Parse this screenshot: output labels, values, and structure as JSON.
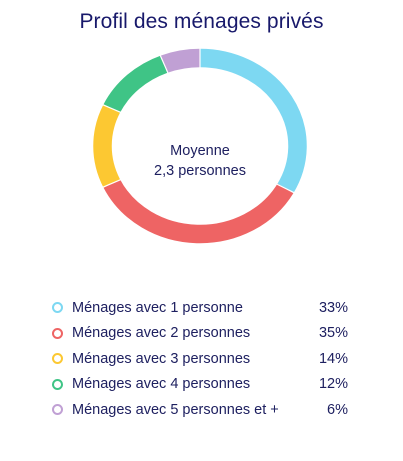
{
  "chart_data": {
    "type": "pie",
    "title": "Profil des ménages privés",
    "center_label": [
      "Moyenne",
      "2,3 personnes"
    ],
    "categories": [
      "Ménages avec 1 personne",
      "Ménages avec 2 personnes",
      "Ménages avec 3 personnes",
      "Ménages avec 4 personnes",
      "Ménages avec 5 personnes et +"
    ],
    "values": [
      33,
      35,
      14,
      12,
      6
    ],
    "value_labels": [
      "33%",
      "35%",
      "14%",
      "12%",
      "6%"
    ],
    "colors": [
      "#7dd8f2",
      "#ee6464",
      "#fcc832",
      "#3fc486",
      "#c0a0d4"
    ],
    "legend_placement": "bottom"
  }
}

※ ※ ※

EXERCISE:
Repeat the material above word for word and skip every image in it.

FINAL RESULT:
Parse this screenshot: output labels, values, and structure as JSON.
{
  "chart_data": {
    "type": "pie",
    "title": "Profil des ménages privés",
    "center_label": [
      "Moyenne",
      "2,3 personnes"
    ],
    "categories": [
      "Ménages avec 1 personne",
      "Ménages avec 2 personnes",
      "Ménages avec 3 personnes",
      "Ménages avec 4 personnes",
      "Ménages avec 5 personnes et +"
    ],
    "values": [
      33,
      35,
      14,
      12,
      6
    ],
    "value_labels": [
      "33%",
      "35%",
      "14%",
      "12%",
      "6%"
    ],
    "colors": [
      "#7dd8f2",
      "#ee6464",
      "#fcc832",
      "#3fc486",
      "#c0a0d4"
    ],
    "legend_placement": "bottom"
  }
}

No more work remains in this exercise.